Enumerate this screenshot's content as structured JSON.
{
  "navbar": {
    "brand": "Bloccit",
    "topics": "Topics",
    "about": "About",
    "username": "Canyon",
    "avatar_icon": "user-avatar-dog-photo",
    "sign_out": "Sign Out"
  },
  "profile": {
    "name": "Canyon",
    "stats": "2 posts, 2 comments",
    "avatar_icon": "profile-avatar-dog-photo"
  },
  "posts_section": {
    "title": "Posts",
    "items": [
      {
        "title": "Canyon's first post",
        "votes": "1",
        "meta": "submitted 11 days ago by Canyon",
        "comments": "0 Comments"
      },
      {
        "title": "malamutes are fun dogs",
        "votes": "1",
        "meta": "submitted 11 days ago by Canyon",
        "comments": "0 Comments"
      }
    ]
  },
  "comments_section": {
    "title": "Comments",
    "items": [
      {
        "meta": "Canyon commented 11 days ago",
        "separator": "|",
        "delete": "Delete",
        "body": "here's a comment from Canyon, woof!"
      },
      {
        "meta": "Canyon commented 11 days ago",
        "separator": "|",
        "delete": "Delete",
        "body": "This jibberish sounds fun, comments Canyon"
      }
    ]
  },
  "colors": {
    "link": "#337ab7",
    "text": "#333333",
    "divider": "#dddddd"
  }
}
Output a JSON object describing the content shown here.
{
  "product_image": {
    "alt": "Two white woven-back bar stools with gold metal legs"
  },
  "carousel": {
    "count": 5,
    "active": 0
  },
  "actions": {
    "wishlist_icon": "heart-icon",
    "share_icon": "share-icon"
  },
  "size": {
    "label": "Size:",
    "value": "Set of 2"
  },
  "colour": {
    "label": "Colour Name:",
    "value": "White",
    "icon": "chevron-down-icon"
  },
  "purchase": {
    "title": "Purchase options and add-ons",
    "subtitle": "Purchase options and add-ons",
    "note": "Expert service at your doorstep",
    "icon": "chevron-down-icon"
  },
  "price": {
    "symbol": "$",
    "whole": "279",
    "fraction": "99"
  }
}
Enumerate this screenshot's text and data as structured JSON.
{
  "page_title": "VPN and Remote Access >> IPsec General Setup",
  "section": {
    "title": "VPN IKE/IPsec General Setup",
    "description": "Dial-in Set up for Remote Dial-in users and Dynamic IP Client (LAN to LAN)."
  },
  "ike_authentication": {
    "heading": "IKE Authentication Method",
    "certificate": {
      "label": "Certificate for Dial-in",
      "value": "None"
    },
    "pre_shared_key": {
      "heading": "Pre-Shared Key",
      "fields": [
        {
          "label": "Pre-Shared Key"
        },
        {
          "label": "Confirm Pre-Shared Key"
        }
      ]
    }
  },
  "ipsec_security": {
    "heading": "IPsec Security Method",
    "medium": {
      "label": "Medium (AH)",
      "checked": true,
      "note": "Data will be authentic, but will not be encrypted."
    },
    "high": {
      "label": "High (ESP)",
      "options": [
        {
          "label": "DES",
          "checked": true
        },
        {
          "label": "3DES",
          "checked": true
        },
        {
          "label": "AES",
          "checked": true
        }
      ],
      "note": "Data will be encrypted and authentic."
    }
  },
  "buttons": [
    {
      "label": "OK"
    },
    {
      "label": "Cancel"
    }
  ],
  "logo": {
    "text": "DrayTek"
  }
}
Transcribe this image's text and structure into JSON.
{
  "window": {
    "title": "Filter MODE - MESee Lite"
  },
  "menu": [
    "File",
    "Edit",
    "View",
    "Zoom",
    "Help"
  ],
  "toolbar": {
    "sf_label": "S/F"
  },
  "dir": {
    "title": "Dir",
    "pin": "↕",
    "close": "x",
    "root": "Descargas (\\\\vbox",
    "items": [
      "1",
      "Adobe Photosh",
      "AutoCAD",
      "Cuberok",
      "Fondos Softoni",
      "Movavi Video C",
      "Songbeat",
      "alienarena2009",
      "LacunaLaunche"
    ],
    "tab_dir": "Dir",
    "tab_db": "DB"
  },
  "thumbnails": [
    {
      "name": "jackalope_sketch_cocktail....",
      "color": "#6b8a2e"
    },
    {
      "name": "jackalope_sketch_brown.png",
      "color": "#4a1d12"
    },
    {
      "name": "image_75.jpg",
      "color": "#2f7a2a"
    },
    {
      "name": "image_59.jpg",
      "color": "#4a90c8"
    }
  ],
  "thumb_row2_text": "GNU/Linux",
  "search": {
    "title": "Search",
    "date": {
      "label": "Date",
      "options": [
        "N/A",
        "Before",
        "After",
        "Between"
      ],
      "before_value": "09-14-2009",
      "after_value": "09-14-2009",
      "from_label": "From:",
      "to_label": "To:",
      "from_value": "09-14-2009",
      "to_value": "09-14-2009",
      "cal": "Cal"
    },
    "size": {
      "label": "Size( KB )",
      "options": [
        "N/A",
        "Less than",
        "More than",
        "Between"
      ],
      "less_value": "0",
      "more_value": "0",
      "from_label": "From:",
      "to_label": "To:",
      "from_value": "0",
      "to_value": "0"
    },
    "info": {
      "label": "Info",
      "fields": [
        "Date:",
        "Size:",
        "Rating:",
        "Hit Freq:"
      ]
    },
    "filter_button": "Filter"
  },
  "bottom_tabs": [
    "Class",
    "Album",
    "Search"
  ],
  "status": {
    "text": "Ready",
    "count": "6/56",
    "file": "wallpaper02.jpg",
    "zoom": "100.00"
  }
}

• _EXERCISE_:
Nothing in the data may differ; print all of it exactly as written.

• _SOLUTION TO THIS PROBLEM_:
Enumerate this screenshot's content as structured JSON.
{
  "navbar": {
    "brand": "Bloccit",
    "topics": "Topics",
    "about": "About",
    "username": "Canyon",
    "avatar_icon": "user-avatar-dog-photo",
    "sign_out": "Sign Out"
  },
  "profile": {
    "name": "Canyon",
    "stats": "2 posts, 2 comments",
    "avatar_icon": "profile-avatar-dog-photo"
  },
  "posts_section": {
    "title": "Posts",
    "items": [
      {
        "title": "Canyon's first post",
        "votes": "1",
        "meta": "submitted 11 days ago by Canyon",
        "comments": "0 Comments"
      },
      {
        "title": "malamutes are fun dogs",
        "votes": "1",
        "meta": "submitted 11 days ago by Canyon",
        "comments": "0 Comments"
      }
    ]
  },
  "comments_section": {
    "title": "Comments",
    "items": [
      {
        "meta": "Canyon commented 11 days ago",
        "separator": "|",
        "delete": "Delete",
        "body": "here's a comment from Canyon, woof!"
      },
      {
        "meta": "Canyon commented 11 days ago",
        "separator": "|",
        "delete": "Delete",
        "body": "This jibberish sounds fun, comments Canyon"
      }
    ]
  },
  "colors": {
    "link": "#337ab7",
    "text": "#333333",
    "divider": "#dddddd"
  }
}
Output a JSON object describing the content shown here.
{
  "product_image": {
    "alt": "Two white woven-back bar stools with gold metal legs"
  },
  "carousel": {
    "count": 5,
    "active": 0
  },
  "actions": {
    "wishlist_icon": "heart-icon",
    "share_icon": "share-icon"
  },
  "size": {
    "label": "Size:",
    "value": "Set of 2"
  },
  "colour": {
    "label": "Colour Name:",
    "value": "White",
    "icon": "chevron-down-icon"
  },
  "purchase": {
    "title": "Purchase options and add-ons",
    "subtitle": "Purchase options and add-ons",
    "note": "Expert service at your doorstep",
    "icon": "chevron-down-icon"
  },
  "price": {
    "symbol": "$",
    "whole": "279",
    "fraction": "99"
  }
}
Enumerate this screenshot's text and data as structured JSON.
{
  "page_title": "VPN and Remote Access >> IPsec General Setup",
  "section": {
    "title": "VPN IKE/IPsec General Setup",
    "description": "Dial-in Set up for Remote Dial-in users and Dynamic IP Client (LAN to LAN)."
  },
  "ike_authentication": {
    "heading": "IKE Authentication Method",
    "certificate": {
      "label": "Certificate for Dial-in",
      "value": "None"
    },
    "pre_shared_key": {
      "heading": "Pre-Shared Key",
      "fields": [
        {
          "label": "Pre-Shared Key"
        },
        {
          "label": "Confirm Pre-Shared Key"
        }
      ]
    }
  },
  "ipsec_security": {
    "heading": "IPsec Security Method",
    "medium": {
      "label": "Medium (AH)",
      "checked": true,
      "note": "Data will be authentic, but will not be encrypted."
    },
    "high": {
      "label": "High (ESP)",
      "options": [
        {
          "label": "DES",
          "checked": true
        },
        {
          "label": "3DES",
          "checked": true
        },
        {
          "label": "AES",
          "checked": true
        }
      ],
      "note": "Data will be encrypted and authentic."
    }
  },
  "buttons": [
    {
      "label": "OK"
    },
    {
      "label": "Cancel"
    }
  ],
  "logo": {
    "text": "DrayTek"
  }
}
Transcribe this image's text and structure into JSON.
{
  "window": {
    "title": "Filter MODE - MESee Lite"
  },
  "menu": [
    "File",
    "Edit",
    "View",
    "Zoom",
    "Help"
  ],
  "toolbar": {
    "sf_label": "S/F"
  },
  "dir": {
    "title": "Dir",
    "pin": "↕",
    "close": "x",
    "root": "Descargas (\\\\vbox",
    "items": [
      "1",
      "Adobe Photosh",
      "AutoCAD",
      "Cuberok",
      "Fondos Softoni",
      "Movavi Video C",
      "Songbeat",
      "alienarena2009",
      "LacunaLaunche"
    ],
    "tab_dir": "Dir",
    "tab_db": "DB"
  },
  "thumbnails": [
    {
      "name": "jackalope_sketch_cocktail....",
      "color": "#6b8a2e"
    },
    {
      "name": "jackalope_sketch_brown.png",
      "color": "#4a1d12"
    },
    {
      "name": "image_75.jpg",
      "color": "#2f7a2a"
    },
    {
      "name": "image_59.jpg",
      "color": "#4a90c8"
    }
  ],
  "thumb_row2_text": "GNU/Linux",
  "search": {
    "title": "Search",
    "date": {
      "label": "Date",
      "options": [
        "N/A",
        "Before",
        "After",
        "Between"
      ],
      "before_value": "09-14-2009",
      "after_value": "09-14-2009",
      "from_label": "From:",
      "to_label": "To:",
      "from_value": "09-14-2009",
      "to_value": "09-14-2009",
      "cal": "Cal"
    },
    "size": {
      "label": "Size( KB )",
      "options": [
        "N/A",
        "Less than",
        "More than",
        "Between"
      ],
      "less_value": "0",
      "more_value": "0",
      "from_label": "From:",
      "to_label": "To:",
      "from_value": "0",
      "to_value": "0"
    },
    "info": {
      "label": "Info",
      "fields": [
        "Date:",
        "Size:",
        "Rating:",
        "Hit Freq:"
      ]
    },
    "filter_button": "Filter"
  },
  "bottom_tabs": [
    "Class",
    "Album",
    "Search"
  ],
  "status": {
    "text": "Ready",
    "count": "6/56",
    "file": "wallpaper02.jpg",
    "zoom": "100.00"
  }
}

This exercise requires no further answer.